===== EXERCISE INPUTS

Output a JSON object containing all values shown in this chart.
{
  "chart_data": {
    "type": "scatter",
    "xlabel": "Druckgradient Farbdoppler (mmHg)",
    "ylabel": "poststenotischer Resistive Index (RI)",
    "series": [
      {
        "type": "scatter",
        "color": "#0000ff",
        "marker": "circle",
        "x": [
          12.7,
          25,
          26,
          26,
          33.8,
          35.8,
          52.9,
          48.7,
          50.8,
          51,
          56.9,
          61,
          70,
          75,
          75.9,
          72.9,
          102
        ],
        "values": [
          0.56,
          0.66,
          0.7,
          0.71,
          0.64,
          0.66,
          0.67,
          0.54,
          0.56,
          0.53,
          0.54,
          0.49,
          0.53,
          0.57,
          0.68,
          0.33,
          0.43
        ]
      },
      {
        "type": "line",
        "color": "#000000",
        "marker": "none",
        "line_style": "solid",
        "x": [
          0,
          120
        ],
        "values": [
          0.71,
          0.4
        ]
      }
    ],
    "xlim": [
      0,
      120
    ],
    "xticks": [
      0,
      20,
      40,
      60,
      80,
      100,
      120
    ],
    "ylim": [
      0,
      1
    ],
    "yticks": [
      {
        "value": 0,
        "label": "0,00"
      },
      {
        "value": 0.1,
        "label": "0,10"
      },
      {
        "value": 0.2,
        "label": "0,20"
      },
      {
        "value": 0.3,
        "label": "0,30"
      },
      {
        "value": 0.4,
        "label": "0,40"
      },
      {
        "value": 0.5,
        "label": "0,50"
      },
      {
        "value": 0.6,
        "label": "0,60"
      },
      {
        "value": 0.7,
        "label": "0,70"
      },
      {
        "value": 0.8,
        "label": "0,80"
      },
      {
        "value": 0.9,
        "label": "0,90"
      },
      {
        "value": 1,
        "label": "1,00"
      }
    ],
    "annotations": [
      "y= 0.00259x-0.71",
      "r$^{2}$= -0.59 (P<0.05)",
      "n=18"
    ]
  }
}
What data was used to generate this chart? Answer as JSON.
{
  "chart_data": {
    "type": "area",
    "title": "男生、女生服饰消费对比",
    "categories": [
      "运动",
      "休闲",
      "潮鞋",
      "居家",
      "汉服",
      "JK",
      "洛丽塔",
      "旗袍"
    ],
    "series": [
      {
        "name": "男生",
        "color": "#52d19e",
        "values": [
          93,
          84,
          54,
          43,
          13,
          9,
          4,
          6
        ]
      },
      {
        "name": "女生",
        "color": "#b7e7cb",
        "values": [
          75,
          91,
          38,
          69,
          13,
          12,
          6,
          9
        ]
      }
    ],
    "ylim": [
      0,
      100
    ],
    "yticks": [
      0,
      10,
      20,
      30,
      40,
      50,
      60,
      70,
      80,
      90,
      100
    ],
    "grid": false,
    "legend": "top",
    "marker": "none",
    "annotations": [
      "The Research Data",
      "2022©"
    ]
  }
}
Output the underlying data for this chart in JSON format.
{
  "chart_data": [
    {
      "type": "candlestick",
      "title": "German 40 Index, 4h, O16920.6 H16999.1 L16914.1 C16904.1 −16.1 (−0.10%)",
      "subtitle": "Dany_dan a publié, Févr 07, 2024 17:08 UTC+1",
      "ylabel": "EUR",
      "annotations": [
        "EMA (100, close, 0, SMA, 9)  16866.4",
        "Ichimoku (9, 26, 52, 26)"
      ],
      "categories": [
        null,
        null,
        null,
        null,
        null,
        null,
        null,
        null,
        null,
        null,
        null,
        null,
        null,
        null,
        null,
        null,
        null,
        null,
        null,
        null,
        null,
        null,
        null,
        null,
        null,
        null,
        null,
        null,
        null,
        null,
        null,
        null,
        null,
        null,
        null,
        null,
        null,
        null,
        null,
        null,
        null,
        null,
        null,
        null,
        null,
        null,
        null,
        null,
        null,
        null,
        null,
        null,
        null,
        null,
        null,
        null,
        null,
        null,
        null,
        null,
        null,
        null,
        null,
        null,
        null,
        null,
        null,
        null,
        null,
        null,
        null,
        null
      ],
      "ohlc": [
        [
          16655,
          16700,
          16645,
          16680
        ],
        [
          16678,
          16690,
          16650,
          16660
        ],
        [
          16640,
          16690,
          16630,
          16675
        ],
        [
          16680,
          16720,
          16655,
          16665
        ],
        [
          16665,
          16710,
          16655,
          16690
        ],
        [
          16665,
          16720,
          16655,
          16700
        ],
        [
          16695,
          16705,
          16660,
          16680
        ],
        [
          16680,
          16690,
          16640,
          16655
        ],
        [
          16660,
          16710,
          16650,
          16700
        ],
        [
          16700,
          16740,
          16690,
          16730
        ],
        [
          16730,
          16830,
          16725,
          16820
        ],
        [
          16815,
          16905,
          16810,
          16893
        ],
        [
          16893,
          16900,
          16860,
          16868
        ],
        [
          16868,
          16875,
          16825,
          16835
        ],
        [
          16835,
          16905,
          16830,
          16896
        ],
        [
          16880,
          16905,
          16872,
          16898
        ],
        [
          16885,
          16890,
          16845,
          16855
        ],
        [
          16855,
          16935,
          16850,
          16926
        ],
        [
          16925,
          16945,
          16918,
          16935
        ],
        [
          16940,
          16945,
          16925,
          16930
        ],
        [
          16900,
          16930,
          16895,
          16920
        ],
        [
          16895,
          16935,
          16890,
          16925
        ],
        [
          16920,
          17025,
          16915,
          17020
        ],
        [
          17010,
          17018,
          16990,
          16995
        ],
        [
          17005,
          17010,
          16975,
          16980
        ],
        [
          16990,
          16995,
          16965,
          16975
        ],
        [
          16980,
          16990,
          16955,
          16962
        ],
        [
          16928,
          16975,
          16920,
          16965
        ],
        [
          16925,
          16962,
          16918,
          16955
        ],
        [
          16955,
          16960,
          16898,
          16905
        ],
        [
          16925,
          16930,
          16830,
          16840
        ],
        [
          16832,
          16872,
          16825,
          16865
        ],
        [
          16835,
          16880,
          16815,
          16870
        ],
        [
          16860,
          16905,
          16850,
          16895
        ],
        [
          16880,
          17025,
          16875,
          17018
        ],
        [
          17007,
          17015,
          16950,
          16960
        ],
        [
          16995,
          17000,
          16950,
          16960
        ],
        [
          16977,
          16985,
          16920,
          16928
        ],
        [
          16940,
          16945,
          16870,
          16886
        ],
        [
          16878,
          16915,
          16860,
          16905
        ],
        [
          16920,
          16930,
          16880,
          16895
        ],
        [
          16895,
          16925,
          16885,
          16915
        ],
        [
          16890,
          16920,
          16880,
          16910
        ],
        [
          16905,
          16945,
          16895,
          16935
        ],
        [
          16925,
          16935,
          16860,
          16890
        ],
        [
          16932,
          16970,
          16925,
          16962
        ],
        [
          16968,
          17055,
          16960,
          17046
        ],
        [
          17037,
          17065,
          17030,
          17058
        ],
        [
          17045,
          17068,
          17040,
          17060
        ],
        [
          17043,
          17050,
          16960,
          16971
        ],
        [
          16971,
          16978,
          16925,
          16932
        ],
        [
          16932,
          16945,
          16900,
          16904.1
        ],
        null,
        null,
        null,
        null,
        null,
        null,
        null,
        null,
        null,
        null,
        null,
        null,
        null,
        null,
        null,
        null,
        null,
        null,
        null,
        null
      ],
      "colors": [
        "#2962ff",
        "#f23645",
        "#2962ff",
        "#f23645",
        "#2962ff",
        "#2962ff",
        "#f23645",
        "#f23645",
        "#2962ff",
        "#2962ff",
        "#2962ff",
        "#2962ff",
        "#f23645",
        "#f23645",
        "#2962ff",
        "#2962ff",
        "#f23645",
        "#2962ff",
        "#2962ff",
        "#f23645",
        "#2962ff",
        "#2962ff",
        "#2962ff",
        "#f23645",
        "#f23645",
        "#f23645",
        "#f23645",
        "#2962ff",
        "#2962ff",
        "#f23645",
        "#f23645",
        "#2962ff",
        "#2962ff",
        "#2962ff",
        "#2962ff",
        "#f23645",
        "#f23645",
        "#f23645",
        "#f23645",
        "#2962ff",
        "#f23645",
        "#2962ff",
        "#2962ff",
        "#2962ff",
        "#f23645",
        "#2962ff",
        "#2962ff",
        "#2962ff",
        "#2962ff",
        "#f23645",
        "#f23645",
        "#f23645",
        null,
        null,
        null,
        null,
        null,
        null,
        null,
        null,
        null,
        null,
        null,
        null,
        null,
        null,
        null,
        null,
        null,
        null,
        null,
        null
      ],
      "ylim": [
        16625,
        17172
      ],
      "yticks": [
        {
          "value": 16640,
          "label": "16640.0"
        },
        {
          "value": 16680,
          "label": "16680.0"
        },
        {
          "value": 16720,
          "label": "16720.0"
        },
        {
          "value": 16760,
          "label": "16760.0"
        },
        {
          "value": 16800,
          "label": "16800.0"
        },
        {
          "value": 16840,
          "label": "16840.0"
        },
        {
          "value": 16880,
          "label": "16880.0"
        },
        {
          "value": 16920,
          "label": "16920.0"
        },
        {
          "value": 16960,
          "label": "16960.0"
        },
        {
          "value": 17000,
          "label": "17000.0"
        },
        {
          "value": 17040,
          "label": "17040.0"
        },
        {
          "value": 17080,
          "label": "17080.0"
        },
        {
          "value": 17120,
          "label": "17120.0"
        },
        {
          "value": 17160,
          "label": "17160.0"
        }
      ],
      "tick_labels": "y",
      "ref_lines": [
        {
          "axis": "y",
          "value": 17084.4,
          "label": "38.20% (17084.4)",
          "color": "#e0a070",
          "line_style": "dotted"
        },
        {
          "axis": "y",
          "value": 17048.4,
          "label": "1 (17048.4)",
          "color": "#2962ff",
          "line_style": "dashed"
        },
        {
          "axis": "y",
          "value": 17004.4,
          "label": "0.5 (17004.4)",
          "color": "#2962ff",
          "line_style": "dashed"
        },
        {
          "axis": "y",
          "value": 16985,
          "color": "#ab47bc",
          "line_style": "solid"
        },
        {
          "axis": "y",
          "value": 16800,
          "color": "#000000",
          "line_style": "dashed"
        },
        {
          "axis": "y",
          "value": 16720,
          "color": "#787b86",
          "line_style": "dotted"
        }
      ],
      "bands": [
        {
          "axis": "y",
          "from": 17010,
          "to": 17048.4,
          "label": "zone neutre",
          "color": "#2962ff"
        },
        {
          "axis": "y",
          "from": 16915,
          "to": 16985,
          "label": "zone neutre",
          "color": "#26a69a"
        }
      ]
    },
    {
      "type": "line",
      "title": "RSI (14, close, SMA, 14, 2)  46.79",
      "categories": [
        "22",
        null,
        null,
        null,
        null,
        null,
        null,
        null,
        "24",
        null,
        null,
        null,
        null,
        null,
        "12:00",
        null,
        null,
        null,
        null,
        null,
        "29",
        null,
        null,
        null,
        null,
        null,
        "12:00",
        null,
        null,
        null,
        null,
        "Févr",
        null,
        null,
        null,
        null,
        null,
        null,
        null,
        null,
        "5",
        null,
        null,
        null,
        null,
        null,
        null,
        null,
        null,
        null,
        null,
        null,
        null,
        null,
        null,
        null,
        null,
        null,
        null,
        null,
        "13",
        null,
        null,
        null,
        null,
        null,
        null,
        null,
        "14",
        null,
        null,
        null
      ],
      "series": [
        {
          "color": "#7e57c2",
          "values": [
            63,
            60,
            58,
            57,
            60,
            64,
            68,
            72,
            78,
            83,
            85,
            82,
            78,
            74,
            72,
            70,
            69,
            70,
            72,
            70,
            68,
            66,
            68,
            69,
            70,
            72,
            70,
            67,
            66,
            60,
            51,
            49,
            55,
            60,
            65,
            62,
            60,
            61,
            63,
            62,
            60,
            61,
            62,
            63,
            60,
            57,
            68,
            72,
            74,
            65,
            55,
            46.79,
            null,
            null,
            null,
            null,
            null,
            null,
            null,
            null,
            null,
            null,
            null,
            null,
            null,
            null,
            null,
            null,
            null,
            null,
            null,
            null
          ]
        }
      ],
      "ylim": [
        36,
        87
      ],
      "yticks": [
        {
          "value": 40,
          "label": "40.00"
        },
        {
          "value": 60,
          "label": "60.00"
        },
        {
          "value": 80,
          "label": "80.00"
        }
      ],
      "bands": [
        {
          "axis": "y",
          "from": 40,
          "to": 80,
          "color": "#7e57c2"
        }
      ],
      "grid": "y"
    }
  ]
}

==========

Count every line in the data that contains the word "type", then give that count and nothing else.

▶ _PROBLEM SOLUTION_: 6